- [INPUT DATA]:
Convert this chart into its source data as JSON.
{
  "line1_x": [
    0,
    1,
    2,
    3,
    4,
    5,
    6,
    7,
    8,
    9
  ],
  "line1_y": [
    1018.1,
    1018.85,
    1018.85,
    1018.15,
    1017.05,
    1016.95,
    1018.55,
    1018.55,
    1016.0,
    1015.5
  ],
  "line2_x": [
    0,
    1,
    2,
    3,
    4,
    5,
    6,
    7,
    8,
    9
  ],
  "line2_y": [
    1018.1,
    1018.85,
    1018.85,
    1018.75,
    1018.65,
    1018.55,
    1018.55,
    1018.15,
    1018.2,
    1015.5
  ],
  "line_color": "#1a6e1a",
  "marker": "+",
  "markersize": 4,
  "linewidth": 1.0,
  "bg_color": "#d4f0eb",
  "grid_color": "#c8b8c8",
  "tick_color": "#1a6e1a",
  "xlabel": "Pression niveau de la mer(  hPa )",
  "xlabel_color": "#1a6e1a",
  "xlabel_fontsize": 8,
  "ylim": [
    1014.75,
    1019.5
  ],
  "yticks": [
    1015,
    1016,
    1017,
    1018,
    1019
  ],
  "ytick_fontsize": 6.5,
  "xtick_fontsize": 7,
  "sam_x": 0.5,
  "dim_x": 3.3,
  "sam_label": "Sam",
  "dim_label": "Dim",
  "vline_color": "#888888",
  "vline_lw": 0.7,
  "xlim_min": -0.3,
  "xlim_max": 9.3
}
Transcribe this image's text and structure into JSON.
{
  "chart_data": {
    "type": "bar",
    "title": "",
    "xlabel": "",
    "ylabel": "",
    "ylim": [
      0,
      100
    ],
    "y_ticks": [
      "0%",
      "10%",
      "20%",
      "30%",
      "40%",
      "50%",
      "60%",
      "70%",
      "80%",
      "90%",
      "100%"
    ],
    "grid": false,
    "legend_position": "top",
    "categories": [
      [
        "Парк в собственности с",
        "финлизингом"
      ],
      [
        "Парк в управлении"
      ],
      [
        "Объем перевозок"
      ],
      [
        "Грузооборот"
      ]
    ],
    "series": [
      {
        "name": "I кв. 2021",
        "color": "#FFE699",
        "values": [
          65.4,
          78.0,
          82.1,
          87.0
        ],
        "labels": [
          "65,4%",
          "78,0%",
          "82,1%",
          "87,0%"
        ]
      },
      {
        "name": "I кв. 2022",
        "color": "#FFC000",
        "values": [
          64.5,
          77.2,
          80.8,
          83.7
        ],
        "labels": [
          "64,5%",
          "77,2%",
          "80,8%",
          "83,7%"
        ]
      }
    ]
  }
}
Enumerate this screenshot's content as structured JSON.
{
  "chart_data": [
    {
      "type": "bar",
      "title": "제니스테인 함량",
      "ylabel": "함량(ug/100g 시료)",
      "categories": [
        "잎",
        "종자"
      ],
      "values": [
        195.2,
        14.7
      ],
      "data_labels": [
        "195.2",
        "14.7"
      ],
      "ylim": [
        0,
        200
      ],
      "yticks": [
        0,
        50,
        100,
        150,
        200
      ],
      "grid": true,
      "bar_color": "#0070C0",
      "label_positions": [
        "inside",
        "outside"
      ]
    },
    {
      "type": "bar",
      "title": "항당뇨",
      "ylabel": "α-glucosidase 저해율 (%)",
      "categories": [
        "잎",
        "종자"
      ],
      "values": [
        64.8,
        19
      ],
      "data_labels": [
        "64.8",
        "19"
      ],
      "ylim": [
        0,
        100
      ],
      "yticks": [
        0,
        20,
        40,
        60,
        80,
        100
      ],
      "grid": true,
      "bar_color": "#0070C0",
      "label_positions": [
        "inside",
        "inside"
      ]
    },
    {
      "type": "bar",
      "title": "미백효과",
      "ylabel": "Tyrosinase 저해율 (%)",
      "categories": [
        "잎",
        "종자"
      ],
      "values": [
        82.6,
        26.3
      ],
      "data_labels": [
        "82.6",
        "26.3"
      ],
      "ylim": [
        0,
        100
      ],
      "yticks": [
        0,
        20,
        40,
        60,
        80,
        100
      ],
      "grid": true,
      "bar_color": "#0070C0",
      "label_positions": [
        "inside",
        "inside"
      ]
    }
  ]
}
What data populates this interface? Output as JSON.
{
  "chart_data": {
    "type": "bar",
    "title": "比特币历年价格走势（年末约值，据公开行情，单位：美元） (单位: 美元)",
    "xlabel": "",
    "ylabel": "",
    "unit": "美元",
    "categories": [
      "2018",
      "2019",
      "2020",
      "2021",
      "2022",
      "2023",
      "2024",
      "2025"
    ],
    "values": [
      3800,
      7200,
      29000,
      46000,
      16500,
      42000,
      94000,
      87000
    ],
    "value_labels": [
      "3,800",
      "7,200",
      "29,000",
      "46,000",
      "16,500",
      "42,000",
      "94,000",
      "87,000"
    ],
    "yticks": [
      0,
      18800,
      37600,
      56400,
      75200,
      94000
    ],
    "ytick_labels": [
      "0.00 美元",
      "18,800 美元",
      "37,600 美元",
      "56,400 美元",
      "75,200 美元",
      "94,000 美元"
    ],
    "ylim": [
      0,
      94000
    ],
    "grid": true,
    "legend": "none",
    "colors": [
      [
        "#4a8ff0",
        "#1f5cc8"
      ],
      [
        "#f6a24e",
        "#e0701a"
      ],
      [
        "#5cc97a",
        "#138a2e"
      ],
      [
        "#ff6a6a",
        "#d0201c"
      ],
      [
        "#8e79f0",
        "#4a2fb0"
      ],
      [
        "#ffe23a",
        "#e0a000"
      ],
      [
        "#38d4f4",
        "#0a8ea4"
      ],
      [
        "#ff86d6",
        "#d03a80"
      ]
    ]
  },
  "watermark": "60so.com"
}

- [DIRECTIONS FOR THIS TASK]:
The records above should be returned exactly.

- [TASK RESPONSE]:
Convert this chart into its source data as JSON.
{
  "line1_x": [
    0,
    1,
    2,
    3,
    4,
    5,
    6,
    7,
    8,
    9
  ],
  "line1_y": [
    1018.1,
    1018.85,
    1018.85,
    1018.15,
    1017.05,
    1016.95,
    1018.55,
    1018.55,
    1016.0,
    1015.5
  ],
  "line2_x": [
    0,
    1,
    2,
    3,
    4,
    5,
    6,
    7,
    8,
    9
  ],
  "line2_y": [
    1018.1,
    1018.85,
    1018.85,
    1018.75,
    1018.65,
    1018.55,
    1018.55,
    1018.15,
    1018.2,
    1015.5
  ],
  "line_color": "#1a6e1a",
  "marker": "+",
  "markersize": 4,
  "linewidth": 1.0,
  "bg_color": "#d4f0eb",
  "grid_color": "#c8b8c8",
  "tick_color": "#1a6e1a",
  "xlabel": "Pression niveau de la mer(  hPa )",
  "xlabel_color": "#1a6e1a",
  "xlabel_fontsize": 8,
  "ylim": [
    1014.75,
    1019.5
  ],
  "yticks": [
    1015,
    1016,
    1017,
    1018,
    1019
  ],
  "ytick_fontsize": 6.5,
  "xtick_fontsize": 7,
  "sam_x": 0.5,
  "dim_x": 3.3,
  "sam_label": "Sam",
  "dim_label": "Dim",
  "vline_color": "#888888",
  "vline_lw": 0.7,
  "xlim_min": -0.3,
  "xlim_max": 9.3
}
Transcribe this image's text and structure into JSON.
{
  "chart_data": {
    "type": "bar",
    "title": "",
    "xlabel": "",
    "ylabel": "",
    "ylim": [
      0,
      100
    ],
    "y_ticks": [
      "0%",
      "10%",
      "20%",
      "30%",
      "40%",
      "50%",
      "60%",
      "70%",
      "80%",
      "90%",
      "100%"
    ],
    "grid": false,
    "legend_position": "top",
    "categories": [
      [
        "Парк в собственности с",
        "финлизингом"
      ],
      [
        "Парк в управлении"
      ],
      [
        "Объем перевозок"
      ],
      [
        "Грузооборот"
      ]
    ],
    "series": [
      {
        "name": "I кв. 2021",
        "color": "#FFE699",
        "values": [
          65.4,
          78.0,
          82.1,
          87.0
        ],
        "labels": [
          "65,4%",
          "78,0%",
          "82,1%",
          "87,0%"
        ]
      },
      {
        "name": "I кв. 2022",
        "color": "#FFC000",
        "values": [
          64.5,
          77.2,
          80.8,
          83.7
        ],
        "labels": [
          "64,5%",
          "77,2%",
          "80,8%",
          "83,7%"
        ]
      }
    ]
  }
}
Enumerate this screenshot's content as structured JSON.
{
  "chart_data": [
    {
      "type": "bar",
      "title": "제니스테인 함량",
      "ylabel": "함량(ug/100g 시료)",
      "categories": [
        "잎",
        "종자"
      ],
      "values": [
        195.2,
        14.7
      ],
      "data_labels": [
        "195.2",
        "14.7"
      ],
      "ylim": [
        0,
        200
      ],
      "yticks": [
        0,
        50,
        100,
        150,
        200
      ],
      "grid": true,
      "bar_color": "#0070C0",
      "label_positions": [
        "inside",
        "outside"
      ]
    },
    {
      "type": "bar",
      "title": "항당뇨",
      "ylabel": "α-glucosidase 저해율 (%)",
      "categories": [
        "잎",
        "종자"
      ],
      "values": [
        64.8,
        19
      ],
      "data_labels": [
        "64.8",
        "19"
      ],
      "ylim": [
        0,
        100
      ],
      "yticks": [
        0,
        20,
        40,
        60,
        80,
        100
      ],
      "grid": true,
      "bar_color": "#0070C0",
      "label_positions": [
        "inside",
        "inside"
      ]
    },
    {
      "type": "bar",
      "title": "미백효과",
      "ylabel": "Tyrosinase 저해율 (%)",
      "categories": [
        "잎",
        "종자"
      ],
      "values": [
        82.6,
        26.3
      ],
      "data_labels": [
        "82.6",
        "26.3"
      ],
      "ylim": [
        0,
        100
      ],
      "yticks": [
        0,
        20,
        40,
        60,
        80,
        100
      ],
      "grid": true,
      "bar_color": "#0070C0",
      "label_positions": [
        "inside",
        "inside"
      ]
    }
  ]
}
What data populates this interface? Output as JSON.
{
  "chart_data": {
    "type": "bar",
    "title": "比特币历年价格走势（年末约值，据公开行情，单位：美元） (单位: 美元)",
    "xlabel": "",
    "ylabel": "",
    "unit": "美元",
    "categories": [
      "2018",
      "2019",
      "2020",
      "2021",
      "2022",
      "2023",
      "2024",
      "2025"
    ],
    "values": [
      3800,
      7200,
      29000,
      46000,
      16500,
      42000,
      94000,
      87000
    ],
    "value_labels": [
      "3,800",
      "7,200",
      "29,000",
      "46,000",
      "16,500",
      "42,000",
      "94,000",
      "87,000"
    ],
    "yticks": [
      0,
      18800,
      37600,
      56400,
      75200,
      94000
    ],
    "ytick_labels": [
      "0.00 美元",
      "18,800 美元",
      "37,600 美元",
      "56,400 美元",
      "75,200 美元",
      "94,000 美元"
    ],
    "ylim": [
      0,
      94000
    ],
    "grid": true,
    "legend": "none",
    "colors": [
      [
        "#4a8ff0",
        "#1f5cc8"
      ],
      [
        "#f6a24e",
        "#e0701a"
      ],
      [
        "#5cc97a",
        "#138a2e"
      ],
      [
        "#ff6a6a",
        "#d0201c"
      ],
      [
        "#8e79f0",
        "#4a2fb0"
      ],
      [
        "#ffe23a",
        "#e0a000"
      ],
      [
        "#38d4f4",
        "#0a8ea4"
      ],
      [
        "#ff86d6",
        "#d03a80"
      ]
    ]
  },
  "watermark": "60so.com"
}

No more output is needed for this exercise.